Task statement:
Pictures stay out of your copy, but everything else in the records below must be repeated exactly.

Available records:
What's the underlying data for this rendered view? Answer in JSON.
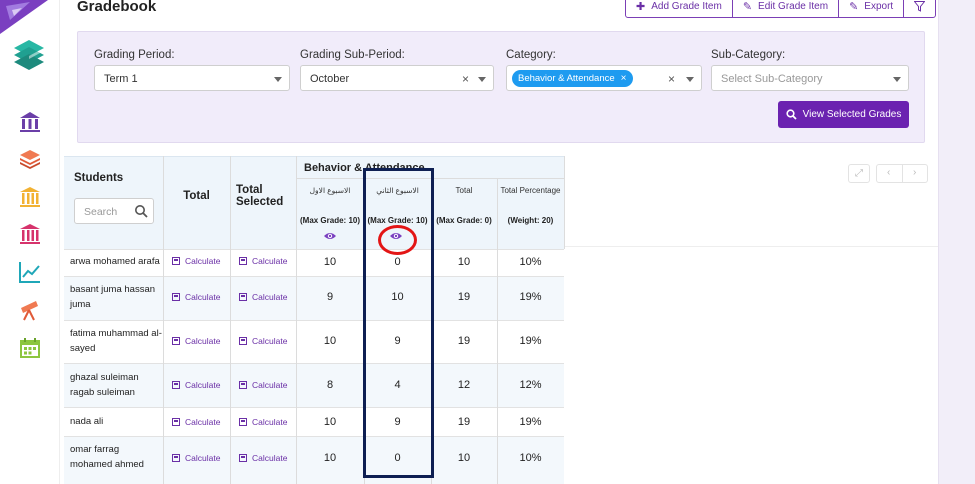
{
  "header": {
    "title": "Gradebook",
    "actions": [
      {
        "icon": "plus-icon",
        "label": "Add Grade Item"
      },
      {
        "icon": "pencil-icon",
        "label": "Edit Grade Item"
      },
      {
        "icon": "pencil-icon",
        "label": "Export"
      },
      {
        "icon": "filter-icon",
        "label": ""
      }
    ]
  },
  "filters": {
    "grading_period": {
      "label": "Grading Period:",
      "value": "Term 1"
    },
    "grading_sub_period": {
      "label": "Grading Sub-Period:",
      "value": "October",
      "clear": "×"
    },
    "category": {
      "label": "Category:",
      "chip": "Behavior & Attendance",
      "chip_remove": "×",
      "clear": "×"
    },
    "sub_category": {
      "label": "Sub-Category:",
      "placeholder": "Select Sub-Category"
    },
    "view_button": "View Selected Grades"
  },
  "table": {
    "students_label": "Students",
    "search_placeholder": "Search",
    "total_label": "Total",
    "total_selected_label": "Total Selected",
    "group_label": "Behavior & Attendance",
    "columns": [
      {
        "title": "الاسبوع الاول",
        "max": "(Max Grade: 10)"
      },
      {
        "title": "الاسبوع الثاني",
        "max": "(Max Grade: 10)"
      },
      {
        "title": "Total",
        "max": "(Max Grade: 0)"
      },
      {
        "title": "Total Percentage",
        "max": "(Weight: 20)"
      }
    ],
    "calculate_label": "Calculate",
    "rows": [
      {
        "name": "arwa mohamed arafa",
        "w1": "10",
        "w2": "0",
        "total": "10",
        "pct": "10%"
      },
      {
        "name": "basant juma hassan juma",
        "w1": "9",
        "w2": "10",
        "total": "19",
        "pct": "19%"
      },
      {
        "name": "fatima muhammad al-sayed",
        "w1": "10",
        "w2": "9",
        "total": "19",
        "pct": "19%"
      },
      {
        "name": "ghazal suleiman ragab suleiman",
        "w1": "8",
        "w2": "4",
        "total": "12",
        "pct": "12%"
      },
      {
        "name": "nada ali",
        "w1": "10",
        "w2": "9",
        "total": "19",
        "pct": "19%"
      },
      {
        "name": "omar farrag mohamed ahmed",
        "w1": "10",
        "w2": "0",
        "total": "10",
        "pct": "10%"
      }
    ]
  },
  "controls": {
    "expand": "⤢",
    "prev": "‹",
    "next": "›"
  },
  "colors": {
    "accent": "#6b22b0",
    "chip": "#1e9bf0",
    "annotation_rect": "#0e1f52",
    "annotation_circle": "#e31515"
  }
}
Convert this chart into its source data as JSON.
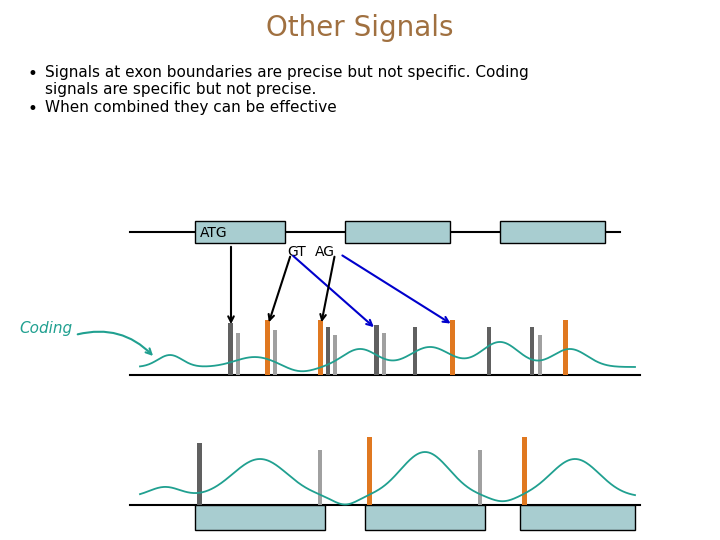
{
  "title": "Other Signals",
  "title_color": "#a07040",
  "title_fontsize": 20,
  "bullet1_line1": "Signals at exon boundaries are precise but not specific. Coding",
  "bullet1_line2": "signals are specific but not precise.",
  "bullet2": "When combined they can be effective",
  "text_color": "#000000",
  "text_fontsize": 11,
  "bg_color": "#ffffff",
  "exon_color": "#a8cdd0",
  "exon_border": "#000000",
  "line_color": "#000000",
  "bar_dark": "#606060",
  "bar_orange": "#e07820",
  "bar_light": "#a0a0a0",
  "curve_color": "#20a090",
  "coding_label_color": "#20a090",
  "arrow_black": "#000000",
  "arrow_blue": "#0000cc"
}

The answer:
What's the underlying data for this rendered view? Answer in JSON.
{
  "header": {
    "title": "Gradebook",
    "actions": [
      {
        "icon": "plus-icon",
        "label": "Add Grade Item"
      },
      {
        "icon": "pencil-icon",
        "label": "Edit Grade Item"
      },
      {
        "icon": "pencil-icon",
        "label": "Export"
      },
      {
        "icon": "filter-icon",
        "label": ""
      }
    ]
  },
  "filters": {
    "grading_period": {
      "label": "Grading Period:",
      "value": "Term 1"
    },
    "grading_sub_period": {
      "label": "Grading Sub-Period:",
      "value": "October",
      "clear": "×"
    },
    "category": {
      "label": "Category:",
      "chip": "Behavior & Attendance",
      "chip_remove": "×",
      "clear": "×"
    },
    "sub_category": {
      "label": "Sub-Category:",
      "placeholder": "Select Sub-Category"
    },
    "view_button": "View Selected Grades"
  },
  "table": {
    "students_label": "Students",
    "search_placeholder": "Search",
    "total_label": "Total",
    "total_selected_label": "Total Selected",
    "group_label": "Behavior & Attendance",
    "columns": [
      {
        "title": "الاسبوع الاول",
        "max": "(Max Grade: 10)"
      },
      {
        "title": "الاسبوع الثاني",
        "max": "(Max Grade: 10)"
      },
      {
        "title": "Total",
        "max": "(Max Grade: 0)"
      },
      {
        "title": "Total Percentage",
        "max": "(Weight: 20)"
      }
    ],
    "calculate_label": "Calculate",
    "rows": [
      {
        "name": "arwa mohamed arafa",
        "w1": "10",
        "w2": "0",
        "total": "10",
        "pct": "10%"
      },
      {
        "name": "basant juma hassan juma",
        "w1": "9",
        "w2": "10",
        "total": "19",
        "pct": "19%"
      },
      {
        "name": "fatima muhammad al-sayed",
        "w1": "10",
        "w2": "9",
        "total": "19",
        "pct": "19%"
      },
      {
        "name": "ghazal suleiman ragab suleiman",
        "w1": "8",
        "w2": "4",
        "total": "12",
        "pct": "12%"
      },
      {
        "name": "nada ali",
        "w1": "10",
        "w2": "9",
        "total": "19",
        "pct": "19%"
      },
      {
        "name": "omar farrag mohamed ahmed",
        "w1": "10",
        "w2": "0",
        "total": "10",
        "pct": "10%"
      }
    ]
  },
  "controls": {
    "expand": "⤢",
    "prev": "‹",
    "next": "›"
  },
  "colors": {
    "accent": "#6b22b0",
    "chip": "#1e9bf0",
    "annotation_rect": "#0e1f52",
    "annotation_circle": "#e31515"
  }
}
Convert this chart into its source data as JSON.
{
  "title": "Other Signals",
  "title_color": "#a07040",
  "title_fontsize": 20,
  "bullet1_line1": "Signals at exon boundaries are precise but not specific. Coding",
  "bullet1_line2": "signals are specific but not precise.",
  "bullet2": "When combined they can be effective",
  "text_color": "#000000",
  "text_fontsize": 11,
  "bg_color": "#ffffff",
  "exon_color": "#a8cdd0",
  "exon_border": "#000000",
  "line_color": "#000000",
  "bar_dark": "#606060",
  "bar_orange": "#e07820",
  "bar_light": "#a0a0a0",
  "curve_color": "#20a090",
  "coding_label_color": "#20a090",
  "arrow_black": "#000000",
  "arrow_blue": "#0000cc"
}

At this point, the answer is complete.